What this task involves =>
The records below must be duplicated exactly, character for character.

Data to use =>
* * * * * * * * *

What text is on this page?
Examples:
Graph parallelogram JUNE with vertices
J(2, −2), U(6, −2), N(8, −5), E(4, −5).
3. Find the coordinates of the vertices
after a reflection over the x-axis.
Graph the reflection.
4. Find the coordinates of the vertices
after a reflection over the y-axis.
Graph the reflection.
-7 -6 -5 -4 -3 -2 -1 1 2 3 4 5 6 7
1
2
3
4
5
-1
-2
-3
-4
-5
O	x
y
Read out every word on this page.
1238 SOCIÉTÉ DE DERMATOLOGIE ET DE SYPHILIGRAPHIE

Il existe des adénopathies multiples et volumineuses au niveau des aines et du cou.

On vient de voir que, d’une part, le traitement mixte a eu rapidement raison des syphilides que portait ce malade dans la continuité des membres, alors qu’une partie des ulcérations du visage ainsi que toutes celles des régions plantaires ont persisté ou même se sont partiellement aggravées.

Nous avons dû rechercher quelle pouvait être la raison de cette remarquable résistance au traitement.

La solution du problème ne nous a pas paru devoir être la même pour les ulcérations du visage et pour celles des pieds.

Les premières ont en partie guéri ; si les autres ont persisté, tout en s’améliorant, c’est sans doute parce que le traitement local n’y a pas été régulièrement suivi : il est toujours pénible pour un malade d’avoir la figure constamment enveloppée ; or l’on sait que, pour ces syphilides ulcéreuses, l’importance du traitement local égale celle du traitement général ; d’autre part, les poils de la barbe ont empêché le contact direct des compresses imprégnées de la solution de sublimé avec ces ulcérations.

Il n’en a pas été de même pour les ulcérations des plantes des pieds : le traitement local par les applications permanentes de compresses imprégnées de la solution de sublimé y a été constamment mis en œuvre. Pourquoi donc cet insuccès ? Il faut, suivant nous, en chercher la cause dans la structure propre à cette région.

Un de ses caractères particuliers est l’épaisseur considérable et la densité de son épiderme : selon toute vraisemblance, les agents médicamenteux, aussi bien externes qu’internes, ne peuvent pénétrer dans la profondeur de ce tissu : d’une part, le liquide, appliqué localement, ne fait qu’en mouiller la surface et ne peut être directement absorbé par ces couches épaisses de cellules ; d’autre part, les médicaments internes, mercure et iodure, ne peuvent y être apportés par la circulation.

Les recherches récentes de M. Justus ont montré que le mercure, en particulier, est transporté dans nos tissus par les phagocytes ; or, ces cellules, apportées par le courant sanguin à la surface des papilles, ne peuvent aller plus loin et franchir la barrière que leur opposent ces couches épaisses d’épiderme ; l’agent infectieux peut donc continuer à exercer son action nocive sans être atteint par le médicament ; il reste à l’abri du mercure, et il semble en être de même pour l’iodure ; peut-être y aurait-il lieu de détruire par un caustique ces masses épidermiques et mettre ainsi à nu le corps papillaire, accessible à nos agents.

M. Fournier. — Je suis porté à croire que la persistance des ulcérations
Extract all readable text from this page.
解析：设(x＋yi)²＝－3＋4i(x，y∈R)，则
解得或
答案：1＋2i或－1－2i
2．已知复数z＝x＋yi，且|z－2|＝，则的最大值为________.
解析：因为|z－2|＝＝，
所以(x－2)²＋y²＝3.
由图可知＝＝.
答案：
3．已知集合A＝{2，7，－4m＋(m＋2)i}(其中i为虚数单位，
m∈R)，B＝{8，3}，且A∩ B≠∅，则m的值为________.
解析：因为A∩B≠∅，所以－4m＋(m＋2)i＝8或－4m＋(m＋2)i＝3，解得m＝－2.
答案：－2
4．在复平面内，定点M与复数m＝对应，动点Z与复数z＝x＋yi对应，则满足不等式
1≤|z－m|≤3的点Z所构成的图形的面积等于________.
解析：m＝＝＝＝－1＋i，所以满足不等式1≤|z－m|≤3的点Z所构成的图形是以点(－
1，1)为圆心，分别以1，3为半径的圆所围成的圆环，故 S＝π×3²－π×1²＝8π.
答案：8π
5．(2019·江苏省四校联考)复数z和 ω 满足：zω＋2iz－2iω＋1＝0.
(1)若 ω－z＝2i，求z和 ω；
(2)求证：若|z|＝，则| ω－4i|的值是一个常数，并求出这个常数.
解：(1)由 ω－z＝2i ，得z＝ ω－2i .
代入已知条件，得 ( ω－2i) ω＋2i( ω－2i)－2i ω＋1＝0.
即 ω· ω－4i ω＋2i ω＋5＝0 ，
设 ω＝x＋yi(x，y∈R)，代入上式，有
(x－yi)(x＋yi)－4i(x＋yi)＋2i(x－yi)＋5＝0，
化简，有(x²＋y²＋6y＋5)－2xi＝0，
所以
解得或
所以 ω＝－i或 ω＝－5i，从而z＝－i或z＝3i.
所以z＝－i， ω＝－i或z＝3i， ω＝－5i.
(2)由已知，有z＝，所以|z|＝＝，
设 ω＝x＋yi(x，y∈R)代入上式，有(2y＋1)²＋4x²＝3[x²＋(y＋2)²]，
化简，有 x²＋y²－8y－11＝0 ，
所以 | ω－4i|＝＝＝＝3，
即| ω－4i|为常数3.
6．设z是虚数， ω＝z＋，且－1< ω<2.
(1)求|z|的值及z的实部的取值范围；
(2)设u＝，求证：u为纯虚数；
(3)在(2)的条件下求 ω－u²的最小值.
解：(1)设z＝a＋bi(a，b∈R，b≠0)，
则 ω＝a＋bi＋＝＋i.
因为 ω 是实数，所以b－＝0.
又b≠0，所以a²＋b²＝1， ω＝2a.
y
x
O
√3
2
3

* * * * * * * * *

Written reply =>
What text is on this page?
Examples:
Graph parallelogram JUNE with vertices
J(2, −2), U(6, −2), N(8, −5), E(4, −5).
3. Find the coordinates of the vertices
after a reflection over the x-axis.
Graph the reflection.
4. Find the coordinates of the vertices
after a reflection over the y-axis.
Graph the reflection.
-7 -6 -5 -4 -3 -2 -1 1 2 3 4 5 6 7
1
2
3
4
5
-1
-2
-3
-4
-5
O	x
y
Read out every word on this page.
1238 SOCIÉTÉ DE DERMATOLOGIE ET DE SYPHILIGRAPHIE

Il existe des adénopathies multiples et volumineuses au niveau des aines et du cou.

On vient de voir que, d’une part, le traitement mixte a eu rapidement raison des syphilides que portait ce malade dans la continuité des membres, alors qu’une partie des ulcérations du visage ainsi que toutes celles des régions plantaires ont persisté ou même se sont partiellement aggravées.

Nous avons dû rechercher quelle pouvait être la raison de cette remarquable résistance au traitement.

La solution du problème ne nous a pas paru devoir être la même pour les ulcérations du visage et pour celles des pieds.

Les premières ont en partie guéri ; si les autres ont persisté, tout en s’améliorant, c’est sans doute parce que le traitement local n’y a pas été régulièrement suivi : il est toujours pénible pour un malade d’avoir la figure constamment enveloppée ; or l’on sait que, pour ces syphilides ulcéreuses, l’importance du traitement local égale celle du traitement général ; d’autre part, les poils de la barbe ont empêché le contact direct des compresses imprégnées de la solution de sublimé avec ces ulcérations.

Il n’en a pas été de même pour les ulcérations des plantes des pieds : le traitement local par les applications permanentes de compresses imprégnées de la solution de sublimé y a été constamment mis en œuvre. Pourquoi donc cet insuccès ? Il faut, suivant nous, en chercher la cause dans la structure propre à cette région.

Un de ses caractères particuliers est l’épaisseur considérable et la densité de son épiderme : selon toute vraisemblance, les agents médicamenteux, aussi bien externes qu’internes, ne peuvent pénétrer dans la profondeur de ce tissu : d’une part, le liquide, appliqué localement, ne fait qu’en mouiller la surface et ne peut être directement absorbé par ces couches épaisses de cellules ; d’autre part, les médicaments internes, mercure et iodure, ne peuvent y être apportés par la circulation.

Les recherches récentes de M. Justus ont montré que le mercure, en particulier, est transporté dans nos tissus par les phagocytes ; or, ces cellules, apportées par le courant sanguin à la surface des papilles, ne peuvent aller plus loin et franchir la barrière que leur opposent ces couches épaisses d’épiderme ; l’agent infectieux peut donc continuer à exercer son action nocive sans être atteint par le médicament ; il reste à l’abri du mercure, et il semble en être de même pour l’iodure ; peut-être y aurait-il lieu de détruire par un caustique ces masses épidermiques et mettre ainsi à nu le corps papillaire, accessible à nos agents.

M. Fournier. — Je suis porté à croire que la persistance des ulcérations
Extract all readable text from this page.
解析：设(x＋yi)²＝－3＋4i(x，y∈R)，则
解得或
答案：1＋2i或－1－2i
2．已知复数z＝x＋yi，且|z－2|＝，则的最大值为________.
解析：因为|z－2|＝＝，
所以(x－2)²＋y²＝3.
由图可知＝＝.
答案：
3．已知集合A＝{2，7，－4m＋(m＋2)i}(其中i为虚数单位，
m∈R)，B＝{8，3}，且A∩ B≠∅，则m的值为________.
解析：因为A∩B≠∅，所以－4m＋(m＋2)i＝8或－4m＋(m＋2)i＝3，解得m＝－2.
答案：－2
4．在复平面内，定点M与复数m＝对应，动点Z与复数z＝x＋yi对应，则满足不等式
1≤|z－m|≤3的点Z所构成的图形的面积等于________.
解析：m＝＝＝＝－1＋i，所以满足不等式1≤|z－m|≤3的点Z所构成的图形是以点(－
1，1)为圆心，分别以1，3为半径的圆所围成的圆环，故 S＝π×3²－π×1²＝8π.
答案：8π
5．(2019·江苏省四校联考)复数z和 ω 满足：zω＋2iz－2iω＋1＝0.
(1)若 ω－z＝2i，求z和 ω；
(2)求证：若|z|＝，则| ω－4i|的值是一个常数，并求出这个常数.
解：(1)由 ω－z＝2i ，得z＝ ω－2i .
代入已知条件，得 ( ω－2i) ω＋2i( ω－2i)－2i ω＋1＝0.
即 ω· ω－4i ω＋2i ω＋5＝0 ，
设 ω＝x＋yi(x，y∈R)，代入上式，有
(x－yi)(x＋yi)－4i(x＋yi)＋2i(x－yi)＋5＝0，
化简，有(x²＋y²＋6y＋5)－2xi＝0，
所以
解得或
所以 ω＝－i或 ω＝－5i，从而z＝－i或z＝3i.
所以z＝－i， ω＝－i或z＝3i， ω＝－5i.
(2)由已知，有z＝，所以|z|＝＝，
设 ω＝x＋yi(x，y∈R)代入上式，有(2y＋1)²＋4x²＝3[x²＋(y＋2)²]，
化简，有 x²＋y²－8y－11＝0 ，
所以 | ω－4i|＝＝＝＝3，
即| ω－4i|为常数3.
6．设z是虚数， ω＝z＋，且－1< ω<2.
(1)求|z|的值及z的实部的取值范围；
(2)设u＝，求证：u为纯虚数；
(3)在(2)的条件下求 ω－u²的最小值.
解：(1)设z＝a＋bi(a，b∈R，b≠0)，
则 ω＝a＋bi＋＝＋i.
因为 ω 是实数，所以b－＝0.
又b≠0，所以a²＋b²＝1， ω＝2a.
y
x
O
√3
2
3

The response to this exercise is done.